# Page text
- - -
Psychologists in Hungary have found evidence that your mindset influences your sexual well-being. The study, published in the scientific journal Personality and Individual Differences, uncovered that people who believed they had the power to change their sex life tended to be happier with their romantic situation.
“In 2015, our research team has started to collaborate with researchers from the Dweck-Walton lab at Stanford University and I got to know the concept of implicit theories (or mindsets) of attributes more deeply,” explained the study’s corresponding author, Beáta Bőthe of Eötvös Loránd University in Budapest. “Based on these implicit theories or mindsets, people construct different assumptions about the malleability of attributes.”
“For example, in the case of intelligence, individuals characterized by fixed mindset believe that their intelligence is like a stone: stable and cannot change over time. On the other hand, individuals with growth mindset believe that they can change their intelligence: it can grow over time like a tree (Dweck, 2012).”
“People’s beliefs about the malleability of intelligence can play an important part in making more efforts and trying out new strategies in challenging situations in order to develop their intelligence (Dweck, 2012; Paunesku et al., 2015), which in turn can lead to better cognitive skills, higher levels of challenge-seeking and motivation (Claro et al., 2016; Schroder et al., 2014),” Bőthe said.
- - -
# Listed records
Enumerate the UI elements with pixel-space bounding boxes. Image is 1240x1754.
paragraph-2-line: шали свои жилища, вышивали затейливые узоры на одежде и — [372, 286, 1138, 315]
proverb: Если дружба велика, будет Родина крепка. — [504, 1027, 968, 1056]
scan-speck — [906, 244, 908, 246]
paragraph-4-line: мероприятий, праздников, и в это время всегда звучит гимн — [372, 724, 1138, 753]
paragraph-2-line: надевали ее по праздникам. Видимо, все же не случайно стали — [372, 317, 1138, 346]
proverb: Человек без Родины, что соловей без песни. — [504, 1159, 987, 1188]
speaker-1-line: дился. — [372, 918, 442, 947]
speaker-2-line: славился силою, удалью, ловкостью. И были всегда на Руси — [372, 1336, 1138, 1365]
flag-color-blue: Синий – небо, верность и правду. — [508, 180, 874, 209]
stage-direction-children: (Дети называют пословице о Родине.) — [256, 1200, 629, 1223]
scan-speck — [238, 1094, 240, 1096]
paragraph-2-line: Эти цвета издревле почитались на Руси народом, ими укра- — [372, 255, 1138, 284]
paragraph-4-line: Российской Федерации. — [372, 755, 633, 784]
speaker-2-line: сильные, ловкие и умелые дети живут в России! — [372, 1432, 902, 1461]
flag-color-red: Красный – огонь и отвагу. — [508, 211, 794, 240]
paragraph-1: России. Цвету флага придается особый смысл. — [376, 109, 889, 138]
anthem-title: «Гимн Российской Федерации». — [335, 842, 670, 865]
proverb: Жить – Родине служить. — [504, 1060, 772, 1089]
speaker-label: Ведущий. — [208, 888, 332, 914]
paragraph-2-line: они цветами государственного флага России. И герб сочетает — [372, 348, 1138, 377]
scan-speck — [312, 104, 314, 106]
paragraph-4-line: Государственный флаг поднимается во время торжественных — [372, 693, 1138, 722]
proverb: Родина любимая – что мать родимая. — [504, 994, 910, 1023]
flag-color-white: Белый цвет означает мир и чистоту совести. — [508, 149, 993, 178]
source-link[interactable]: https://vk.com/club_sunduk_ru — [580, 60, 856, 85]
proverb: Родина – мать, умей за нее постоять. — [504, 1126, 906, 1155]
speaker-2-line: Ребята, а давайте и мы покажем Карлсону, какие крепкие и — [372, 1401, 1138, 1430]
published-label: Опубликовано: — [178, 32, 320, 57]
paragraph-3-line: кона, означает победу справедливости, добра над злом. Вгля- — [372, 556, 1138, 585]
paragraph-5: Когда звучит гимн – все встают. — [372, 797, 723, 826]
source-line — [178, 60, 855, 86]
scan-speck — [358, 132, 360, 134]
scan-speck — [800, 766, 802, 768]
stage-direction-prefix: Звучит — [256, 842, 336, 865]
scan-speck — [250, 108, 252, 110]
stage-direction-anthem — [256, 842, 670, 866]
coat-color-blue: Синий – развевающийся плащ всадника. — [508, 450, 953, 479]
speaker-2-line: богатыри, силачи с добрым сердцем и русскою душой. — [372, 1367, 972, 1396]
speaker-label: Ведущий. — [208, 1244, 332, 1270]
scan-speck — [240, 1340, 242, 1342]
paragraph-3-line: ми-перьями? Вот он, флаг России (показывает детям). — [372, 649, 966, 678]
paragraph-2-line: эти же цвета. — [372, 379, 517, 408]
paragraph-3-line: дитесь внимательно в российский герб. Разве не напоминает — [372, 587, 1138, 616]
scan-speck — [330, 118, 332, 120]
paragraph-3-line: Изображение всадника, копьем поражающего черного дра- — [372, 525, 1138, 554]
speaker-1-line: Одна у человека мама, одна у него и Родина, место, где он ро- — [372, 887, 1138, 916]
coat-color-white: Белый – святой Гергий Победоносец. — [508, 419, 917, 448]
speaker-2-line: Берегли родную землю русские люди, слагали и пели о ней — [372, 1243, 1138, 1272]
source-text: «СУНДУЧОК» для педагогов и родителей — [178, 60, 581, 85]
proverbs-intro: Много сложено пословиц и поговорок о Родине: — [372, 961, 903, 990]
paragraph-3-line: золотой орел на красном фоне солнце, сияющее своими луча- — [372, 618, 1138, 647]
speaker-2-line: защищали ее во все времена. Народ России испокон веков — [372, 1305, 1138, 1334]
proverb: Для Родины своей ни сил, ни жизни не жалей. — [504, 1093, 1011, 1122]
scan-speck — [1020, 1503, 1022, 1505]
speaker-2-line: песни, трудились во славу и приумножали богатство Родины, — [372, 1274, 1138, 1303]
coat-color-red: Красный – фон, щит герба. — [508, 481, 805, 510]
- - -
# Problems and tasks
[a] Answer these from the mindset article:
(i) In which scientific journal was the study published?
(ii) At which university is Beáta Bőthe based?
(iii) To what do people with a fixed mindset compare their intelligence?
[b] Pick up the mindset article after its last sentence and keep writing it.
The records were drawn from a separate source.

# Numbered answers
[a]
(i) Personality and Individual Differences
(ii) Eötvös Loránd University in Budapest
(iii) A stone

[b]
“Besides intelligence, research on relationship mindset has evolved and demonstrated that soulmate theorists—who have a fixed relationship mindset—are less satisfied with their relationships and have a harder time dealing with negative events than work-it-out theorists—who have a growth relationship mindset (Franiuk et al., 2002; Knee et al., 2001). Considering this scientific basis, we started to think about sexuality-related mindset beliefs.”
“We supposed that sex mindset can be similar to relationship mindset, but in this case not only relationship satisfaction but other aspects (such as sexual satisfaction) can be affected,” Bőthe said. “Meanwhile, we started to investigate the problematic and non-problematic aspects of online pornography use and our research team thought that the associations of pornography and beliefs about the changeability of sexual life are worth research and scientific attention.”
“Therefore, we investigated whether beliefs about the changeability of sexual life could play an important role in problematic pornography use beside relationship satisfaction and sexual satisfaction.”
In their study, which included 1,544 Hungarian participants, they developed and validated the Sex Mindset Scale (SMS) to measure people’s beliefs regarding the changeability of their sexual life. Their survey asked participants how much they agreed or disagreed with statements such as “Your sexual life is something about you that you can’t change very much.”
The researchers found that those with a growth sex mindset were more likely to report higher levels of relationship satisfaction and sexual satisfaction than those with a fixed set mindset.
“In my opinion, the main take-home message from this study is that having a belief that we can always change makes a difference,” Bőthe told PsyPost. “In this study, we emphasized that holding a growth sexual belief underscoring that it is possible to improve our sexual life has a great positive impact not only directly on our relationship satisfaction and sexual satisfaction but through the reduction of problematic pornography use as well.”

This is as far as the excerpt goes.